Aim of the task:
Duplicate the section that begins with the line containing "category-label-4-line-1: 公检 bbox=[475, 810, 507, 829]" and ends with the line containing "x-axis-label: 行业 bbox=[987, 775, 1060, 804]", including both of those lines.

Raw records:
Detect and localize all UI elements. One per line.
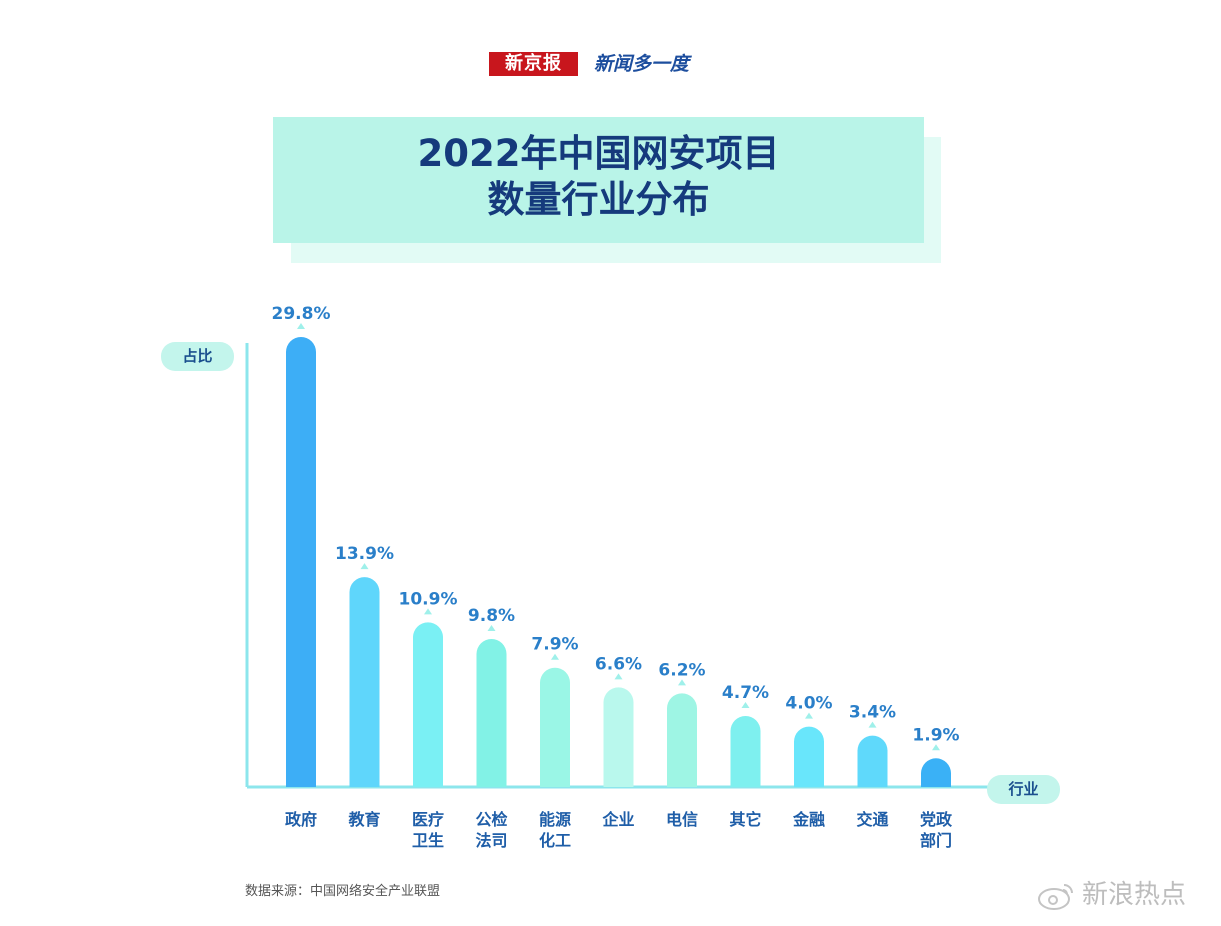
category-label-4-line-1: 公检 bbox=[475, 810, 507, 829]
value-label-3: 10.9% bbox=[399, 589, 458, 609]
chart-title-line-1: 2022年中国网安项目 bbox=[417, 132, 780, 175]
category-label-1: 政府 bbox=[285, 810, 317, 829]
value-label-2: 13.9% bbox=[335, 544, 394, 564]
bar-6 bbox=[603, 687, 634, 787]
bar-marker-4 bbox=[487, 625, 496, 632]
header: 新京报 新闻多一度 bbox=[0, 52, 1221, 78]
brand-logo: 新京报 bbox=[489, 52, 578, 76]
bar-2 bbox=[349, 577, 380, 787]
bar-marker-3 bbox=[424, 608, 432, 615]
category-label-7: 电信 bbox=[666, 810, 698, 829]
watermark-text: 新浪热点 bbox=[1082, 880, 1187, 910]
value-label-8: 4.7% bbox=[722, 683, 769, 703]
y-axis-label: 占比 bbox=[161, 342, 234, 371]
category-label-2: 教育 bbox=[348, 810, 380, 829]
value-label-5: 7.9% bbox=[531, 635, 578, 655]
x-axis-label: 行业 bbox=[987, 775, 1060, 804]
chart-title-line-2: 数量行业分布 bbox=[487, 178, 710, 221]
bar-1 bbox=[286, 337, 316, 787]
bar-7 bbox=[667, 693, 697, 787]
bar-marker-7 bbox=[678, 679, 686, 686]
bar-marker-8 bbox=[741, 702, 750, 709]
bar-5 bbox=[540, 667, 570, 787]
value-label-7: 6.2% bbox=[658, 660, 705, 680]
category-label-11-line-1: 党政 bbox=[920, 810, 953, 829]
value-label-9: 4.0% bbox=[785, 694, 832, 714]
category-label-6: 企业 bbox=[601, 810, 634, 829]
bar-11 bbox=[921, 758, 951, 787]
category-label-11-line-2: 部门 bbox=[920, 831, 952, 850]
value-label-10: 3.4% bbox=[849, 703, 896, 723]
bar-marker-11 bbox=[932, 744, 940, 751]
value-label-6: 6.6% bbox=[595, 654, 642, 674]
category-label-5-line-2: 化工 bbox=[539, 831, 571, 850]
data-source-note: 数据来源：中国网络安全产业联盟 bbox=[245, 884, 441, 899]
category-label-4-line-2: 法司 bbox=[475, 831, 507, 850]
category-label-8: 其它 bbox=[729, 810, 761, 829]
brand-subtitle: 新闻多一度 bbox=[594, 53, 690, 75]
title-box: 2022年中国网安项目 数量行业分布 bbox=[273, 117, 924, 243]
bar-3 bbox=[413, 622, 443, 787]
bar-marker-5 bbox=[551, 653, 559, 660]
category-label-9: 金融 bbox=[792, 810, 825, 829]
category-label-10: 交通 bbox=[856, 810, 888, 829]
bar-10 bbox=[857, 735, 888, 787]
value-label-1: 29.8% bbox=[272, 304, 331, 324]
bar-marker-6 bbox=[614, 673, 623, 680]
bar-marker-9 bbox=[805, 712, 813, 719]
value-label-4: 9.8% bbox=[468, 606, 515, 626]
bar-marker-1 bbox=[297, 323, 305, 329]
bar-marker-2 bbox=[360, 563, 369, 570]
category-label-3-line-1: 医疗 bbox=[412, 810, 444, 829]
category-label-5-line-1: 能源 bbox=[539, 810, 571, 829]
bar-marker-10 bbox=[868, 721, 877, 728]
value-label-11: 1.9% bbox=[912, 725, 959, 745]
category-label-3-line-2: 卫生 bbox=[412, 831, 444, 850]
bar-4 bbox=[476, 639, 507, 787]
weibo-icon bbox=[1038, 884, 1073, 910]
bar-9 bbox=[794, 726, 824, 787]
bar-8 bbox=[730, 716, 761, 787]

Full output:
category-label-4-line-1: 公检 bbox=[475, 810, 507, 829]
value-label-3: 10.9% bbox=[399, 589, 458, 609]
chart-title-line-1: 2022年中国网安项目 bbox=[417, 132, 780, 175]
category-label-1: 政府 bbox=[285, 810, 317, 829]
value-label-2: 13.9% bbox=[335, 544, 394, 564]
bar-6 bbox=[603, 687, 634, 787]
bar-marker-4 bbox=[487, 625, 496, 632]
header: 新京报 新闻多一度 bbox=[0, 52, 1221, 78]
brand-logo: 新京报 bbox=[489, 52, 578, 76]
bar-2 bbox=[349, 577, 380, 787]
bar-marker-3 bbox=[424, 608, 432, 615]
category-label-7: 电信 bbox=[666, 810, 698, 829]
watermark-text: 新浪热点 bbox=[1082, 880, 1187, 910]
value-label-8: 4.7% bbox=[722, 683, 769, 703]
y-axis-label: 占比 bbox=[161, 342, 234, 371]
category-label-2: 教育 bbox=[348, 810, 380, 829]
value-label-5: 7.9% bbox=[531, 635, 578, 655]
x-axis-label: 行业 bbox=[987, 775, 1060, 804]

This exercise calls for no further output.